_Records to process_
_____

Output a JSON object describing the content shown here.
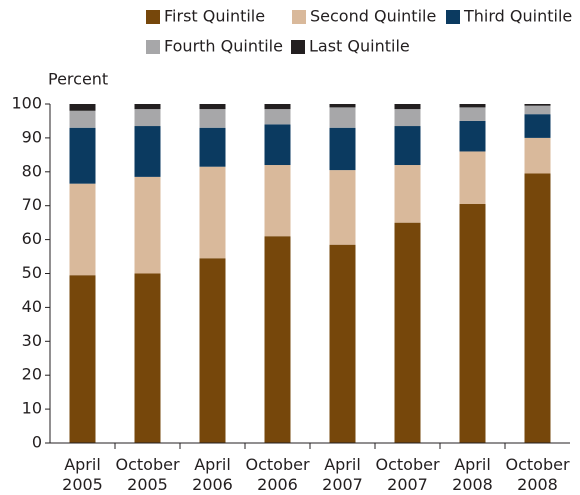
{
  "chart_data": {
    "type": "stacked_bar",
    "ylabel": "Percent",
    "categories": [
      "April 2005",
      "October 2005",
      "April 2006",
      "October 2006",
      "April 2007",
      "October 2007",
      "April 2008",
      "October 2008"
    ],
    "series": [
      {
        "name": "First Quintile",
        "color": "#76470b",
        "values": [
          49.5,
          50,
          54.5,
          61,
          58.5,
          65,
          70.5,
          79.5
        ]
      },
      {
        "name": "Second Quintile",
        "color": "#d9b99b",
        "values": [
          27,
          28.5,
          27,
          21,
          22,
          17,
          15.5,
          10.5
        ]
      },
      {
        "name": "Third Quintile",
        "color": "#0b3a60",
        "values": [
          16.5,
          15,
          11.5,
          12,
          12.5,
          11.5,
          9,
          7
        ]
      },
      {
        "name": "Fourth Quintile",
        "color": "#a7a7a9",
        "values": [
          5,
          5,
          5.5,
          4.5,
          6,
          5,
          4,
          2.5
        ]
      },
      {
        "name": "Last Quintile",
        "color": "#231f20",
        "values": [
          2,
          1.5,
          1.5,
          1.5,
          1,
          1.5,
          1,
          0.5
        ]
      }
    ],
    "ylim": [
      0,
      100
    ],
    "yticks": [
      0,
      10,
      20,
      30,
      40,
      50,
      60,
      70,
      80,
      90,
      100
    ]
  }
}
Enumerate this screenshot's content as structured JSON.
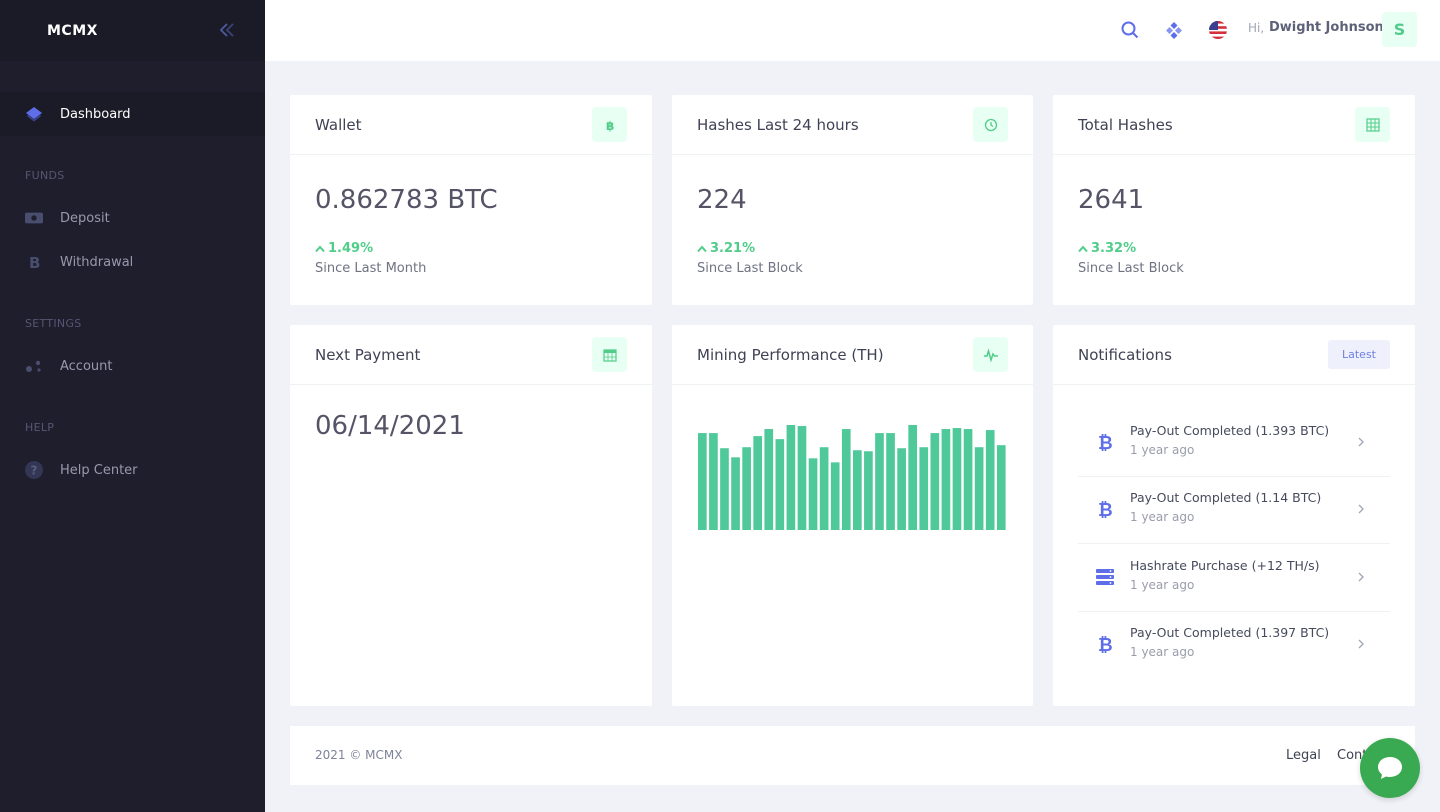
{
  "brand": {
    "name": "MCMX"
  },
  "sidebar": {
    "dashboard": "Dashboard",
    "sections": {
      "funds": "FUNDS",
      "settings": "SETTINGS",
      "help": "HELP"
    },
    "deposit": "Deposit",
    "withdrawal": "Withdrawal",
    "account": "Account",
    "help_center": "Help Center"
  },
  "header": {
    "greeting": "Hi,",
    "user_name": "Dwight Johnson",
    "avatar_initial": "S"
  },
  "cards": {
    "wallet": {
      "title": "Wallet",
      "value": "0.862783 BTC",
      "change": "1.49%",
      "sub": "Since Last Month",
      "icon": "bitcoin-icon"
    },
    "hashes24": {
      "title": "Hashes Last 24 hours",
      "value": "224",
      "change": "3.21%",
      "sub": "Since Last Block",
      "icon": "clock-icon"
    },
    "total": {
      "title": "Total Hashes",
      "value": "2641",
      "change": "3.32%",
      "sub": "Since Last Block",
      "icon": "grid-icon"
    },
    "payment": {
      "title": "Next Payment",
      "value": "06/14/2021",
      "icon": "calendar-icon"
    },
    "mining": {
      "title": "Mining Performance (TH)",
      "icon": "pulse-icon"
    },
    "notifications": {
      "title": "Notifications",
      "latest": "Latest",
      "items": [
        {
          "title": "Pay-Out Completed (1.393 BTC)",
          "time": "1 year ago",
          "icon": "bitcoin-icon"
        },
        {
          "title": "Pay-Out Completed (1.14 BTC)",
          "time": "1 year ago",
          "icon": "bitcoin-icon"
        },
        {
          "title": "Hashrate Purchase (+12 TH/s)",
          "time": "1 year ago",
          "icon": "server-icon"
        },
        {
          "title": "Pay-Out Completed (1.397 BTC)",
          "time": "1 year ago",
          "icon": "bitcoin-icon"
        }
      ]
    }
  },
  "chart_data": {
    "type": "bar",
    "values": [
      96,
      96,
      81,
      72,
      82,
      93,
      100,
      90,
      104,
      103,
      71,
      82,
      67,
      100,
      79,
      78,
      96,
      96,
      81,
      104,
      82,
      96,
      100,
      101,
      100,
      82,
      99,
      84
    ],
    "ylim": [
      0,
      104
    ],
    "color": "#50c99a",
    "grid": false
  },
  "footer": {
    "copyright": "2021 © MCMX",
    "legal": "Legal",
    "contact": "Contact"
  },
  "colors": {
    "sidebar": "#1e1e2d",
    "accent": "#50cd89",
    "primary": "#6f7fe5",
    "background": "#f1f2f7"
  }
}
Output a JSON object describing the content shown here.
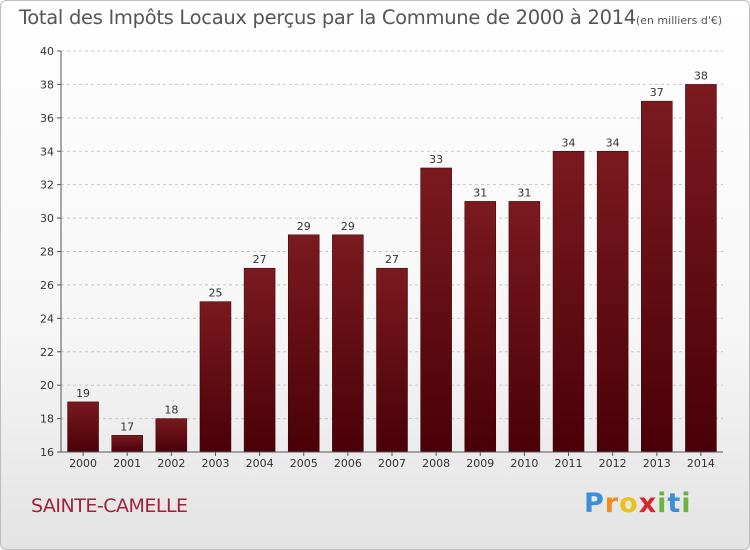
{
  "chart_data": {
    "type": "bar",
    "title": "Total des Impôts Locaux perçus par la Commune de 2000 à 2014",
    "unit": "(en milliers d'€)",
    "categories": [
      "2000",
      "2001",
      "2002",
      "2003",
      "2004",
      "2005",
      "2006",
      "2007",
      "2008",
      "2009",
      "2010",
      "2011",
      "2012",
      "2013",
      "2014"
    ],
    "values": [
      19,
      17,
      18,
      25,
      27,
      29,
      29,
      27,
      33,
      31,
      31,
      34,
      34,
      37,
      38
    ],
    "ylim": [
      16,
      40
    ],
    "yticks": [
      16,
      18,
      20,
      22,
      24,
      26,
      28,
      30,
      32,
      34,
      36,
      38,
      40
    ],
    "xlabel": "",
    "ylabel": "",
    "grid": "horizontal-dashed",
    "bar_color": "#7a1a1f",
    "bar_color_dark": "#4a0008"
  },
  "commune": {
    "name": "SAINTE-CAMELLE",
    "color": "#a0223a"
  },
  "logo": {
    "letters": [
      "P",
      "r",
      "o",
      "x",
      "i",
      "t",
      "i"
    ],
    "colors": [
      "#3a8fd8",
      "#f28c1c",
      "#e8c21a",
      "#d8262a",
      "#6bb33a",
      "#3a8fd8",
      "#6bb33a"
    ]
  }
}
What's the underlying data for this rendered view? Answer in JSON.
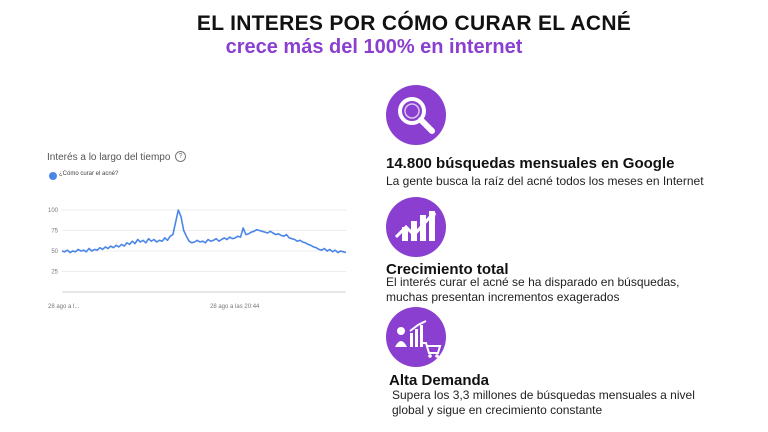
{
  "headline": {
    "line1": "EL INTERES POR CÓMO CURAR EL ACNÉ",
    "line2": "crece más del 100% en internet"
  },
  "trend_panel": {
    "title": "Interés a lo largo del tiempo",
    "help_glyph": "?",
    "legend_label": "¿Cómo curar el acné?"
  },
  "chart_data": {
    "type": "line",
    "title": "Interés a lo largo del tiempo",
    "series": [
      {
        "name": "¿Cómo curar el acné?",
        "color": "#4a86e8",
        "values": [
          50,
          49,
          51,
          48,
          50,
          49,
          52,
          50,
          51,
          49,
          53,
          50,
          52,
          51,
          54,
          52,
          55,
          53,
          56,
          54,
          57,
          55,
          58,
          56,
          60,
          58,
          62,
          59,
          64,
          61,
          63,
          60,
          65,
          62,
          64,
          61,
          63,
          62,
          66,
          63,
          68,
          70,
          85,
          100,
          92,
          75,
          68,
          62,
          60,
          61,
          63,
          61,
          62,
          60,
          64,
          62,
          63,
          65,
          62,
          64,
          66,
          64,
          67,
          65,
          66,
          68,
          67,
          78,
          70,
          71,
          73,
          74,
          76,
          75,
          74,
          73,
          72,
          74,
          72,
          70,
          71,
          69,
          68,
          70,
          66,
          65,
          64,
          62,
          63,
          61,
          60,
          58,
          57,
          55,
          54,
          52,
          51,
          53,
          50,
          52,
          49,
          51,
          48,
          50,
          49,
          48
        ]
      }
    ],
    "y_ticks": [
      100,
      75,
      50,
      25
    ],
    "ylim": [
      0,
      100
    ],
    "x_tick_labels": [
      "28 ago a l...",
      "28 ago a las 20:44"
    ],
    "grid": true,
    "legend": "top-left"
  },
  "features": [
    {
      "icon": "search-magnifier-icon",
      "heading": "14.800 búsquedas mensuales en Google",
      "lines": [
        "La gente busca la raíz del acné todos los meses en Internet"
      ]
    },
    {
      "icon": "growth-chart-arrow-icon",
      "heading": "Crecimiento total",
      "lines": [
        "El interés curar el acné se ha disparado en búsquedas,",
        "muchas presentan incrementos  exagerados"
      ]
    },
    {
      "icon": "shopping-demand-icon",
      "heading": "Alta Demanda",
      "lines": [
        "Supera los 3,3 millones de búsquedas mensuales a nivel",
        "global y sigue en crecimiento constante"
      ]
    }
  ],
  "colors": {
    "accent": "#8a3fd1",
    "series": "#4a86e8"
  }
}
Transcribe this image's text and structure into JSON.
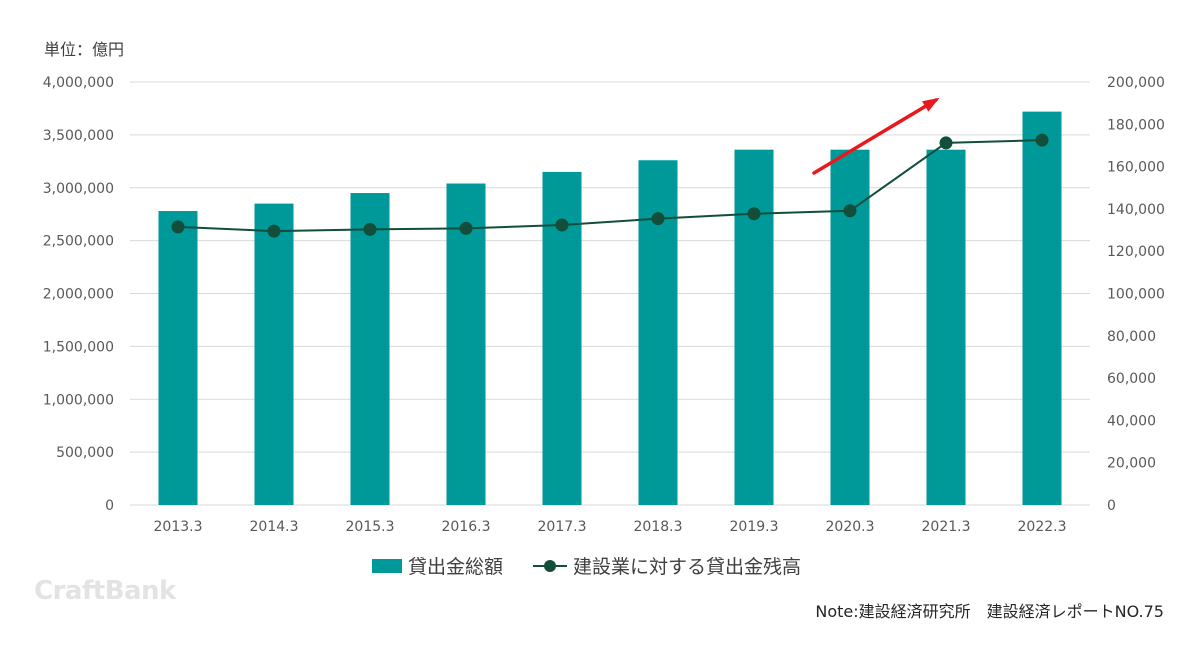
{
  "unit_label": "単位：億円",
  "legend": {
    "bar_label": "貸出金総額",
    "line_label": "建設業に対する貸出金残高"
  },
  "logo_text": "CraftBank",
  "note": "Note:建設経済研究所　建設経済レポートNO.75",
  "colors": {
    "bar": "#009999",
    "line": "#134e3a",
    "arrow": "#e8191d",
    "grid": "#d9d9d9"
  },
  "chart_data": {
    "type": "bar",
    "categories": [
      "2013.3",
      "2014.3",
      "2015.3",
      "2016.3",
      "2017.3",
      "2018.3",
      "2019.3",
      "2020.3",
      "2021.3",
      "2022.3"
    ],
    "series": [
      {
        "name": "貸出金総額",
        "type": "bar",
        "axis": "left",
        "values": [
          2780000,
          2850000,
          2950000,
          3040000,
          3150000,
          3260000,
          3360000,
          3360000,
          3360000,
          3720000
        ]
      },
      {
        "name": "建設業に対する貸出金残高",
        "type": "line",
        "axis": "right",
        "values": [
          131500,
          129500,
          130300,
          130800,
          132400,
          135400,
          137700,
          139100,
          171200,
          172500
        ]
      }
    ],
    "left_axis": {
      "min": 0,
      "max": 4000000,
      "step": 500000,
      "tick_labels": [
        "0",
        "500,000",
        "1,000,000",
        "1,500,000",
        "2,000,000",
        "2,500,000",
        "3,000,000",
        "3,500,000",
        "4,000,000"
      ]
    },
    "right_axis": {
      "min": 0,
      "max": 200000,
      "step": 20000,
      "tick_labels": [
        "0",
        "20,000",
        "40,000",
        "60,000",
        "80,000",
        "100,000",
        "120,000",
        "140,000",
        "160,000",
        "180,000",
        "200,000"
      ]
    },
    "grid": true,
    "legend_position": "bottom",
    "annotation": {
      "type": "arrow",
      "description": "upward trend arrow",
      "from_category": "2020.3",
      "to_category": "2021.3"
    }
  }
}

_____

_Work required_
A single figure is required: the number of lines above in which the word "Last" occurs.

_Output of the exercise_
5